■ **Check your understanding**
**1.** Answer these questions using the Spice language model page:
(a) Which command starts the runtime?
(b) What does the setting "tools: auto" give the model?
(c) What address does the curl command send its POST request to?
**2.** Repeat everything in the Spice language model page from "Or call the" down to "(see Model Providers).", word for word.
**3.** Write the next part of the Spice language model page, starting after its last sentence.

Study text START

Skip to main content
Version: Next

Large Language Models

Spice provides a high-performance, OpenAI API-compatible AI Gateway optimized for managing and scaling large language models (LLMs). It offers tools for Enterprise Retrieval-Augmented Generation (RAG), such as SQL query across federated datasets and an advanced search feature (see Search).

ai-gateway

Spice supports full OpenTelemetry observability, helping with detailed tracking of model tool use, recursion, data flows and requests for full transparency and easier debugging.

Quickstart

Add a language model to your spicepod.yaml to start using AI capabilities:

models:
- from: openai:gpt-4o-mini
name: my_model
params:
openai_api_key: ${ env:OPENAI_API_KEY }
tools: auto # Gives the model access to datasets for data-grounded responses

Start the runtime and use the chat REPL:

spice run
# In another terminal:
spice chat
chat> What tables are available?

Or call the OpenAI-compatible HTTP API directly:

curl -X POST http://localhost:8090/v1/chat/completions \
-H "Content-Type: application/json" \
-d '{
"model": "my_model",
"messages": [{"role": "user", "content": "What tables are available?"}]
}'

Configuring Language Models

Spice supports a variety of LLMs (see Model Providers).

Study text END
Material provided START

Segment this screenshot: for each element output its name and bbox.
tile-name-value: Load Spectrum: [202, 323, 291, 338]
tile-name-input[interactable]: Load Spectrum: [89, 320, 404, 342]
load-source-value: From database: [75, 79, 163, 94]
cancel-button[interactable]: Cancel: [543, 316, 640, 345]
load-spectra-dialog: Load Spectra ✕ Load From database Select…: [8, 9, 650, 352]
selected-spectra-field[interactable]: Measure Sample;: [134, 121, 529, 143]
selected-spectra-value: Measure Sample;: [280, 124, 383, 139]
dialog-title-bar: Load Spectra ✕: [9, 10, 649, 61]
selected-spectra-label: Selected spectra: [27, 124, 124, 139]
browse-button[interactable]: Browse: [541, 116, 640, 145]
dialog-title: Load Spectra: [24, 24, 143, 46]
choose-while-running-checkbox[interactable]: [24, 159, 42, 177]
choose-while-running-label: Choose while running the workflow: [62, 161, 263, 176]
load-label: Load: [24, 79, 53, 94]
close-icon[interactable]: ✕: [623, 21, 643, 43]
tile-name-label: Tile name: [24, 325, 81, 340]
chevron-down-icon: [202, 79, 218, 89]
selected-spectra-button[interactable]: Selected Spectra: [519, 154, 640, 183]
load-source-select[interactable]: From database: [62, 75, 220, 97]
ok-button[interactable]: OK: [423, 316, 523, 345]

Material provided END

■ **Replies**
**1.**
(a) spice run
(b) Access to datasets for data-grounded responses.
(c) http://localhost:8090/v1/chat/completions

**2.**
Or call the OpenAI-compatible HTTP API directly:

curl -X POST http://localhost:8090/v1/chat/completions \
-H "Content-Type: application/json" \
-d '{
"model": "my_model",
"messages": [{"role": "user", "content": "What tables are available?"}]
}'

Configuring Language Models

Spice supports a variety of LLMs (see Model Providers).

**3.**
Core Features

  • SQL Integration: Invoke LLMs directly within SQL queries using the ai() function for text generation tasks. See SQL Reference: ai function.
  • Custom Tools: Provide models with tools to interact with the Spice runtime. See Tools.
  • System Prompts: Customize system prompts and override defaults for v1/chat/completion. See Parameter Overrides.
  • Memory: Provide LLMs with memory persistence tools to store and retrieve information across conversations. See Memory.
  • Vector Search: Perform advanced vector-based searches using embeddings. See Vector Search.
  • Evals: Evaluate, track, compare, and improve language model performance for specific tasks. See Evals.
  • Local Models: Load and serve models locally from various sources, including local filesystems and Hugging Face. See Local Models.

For API usage, refer to the API Documentation.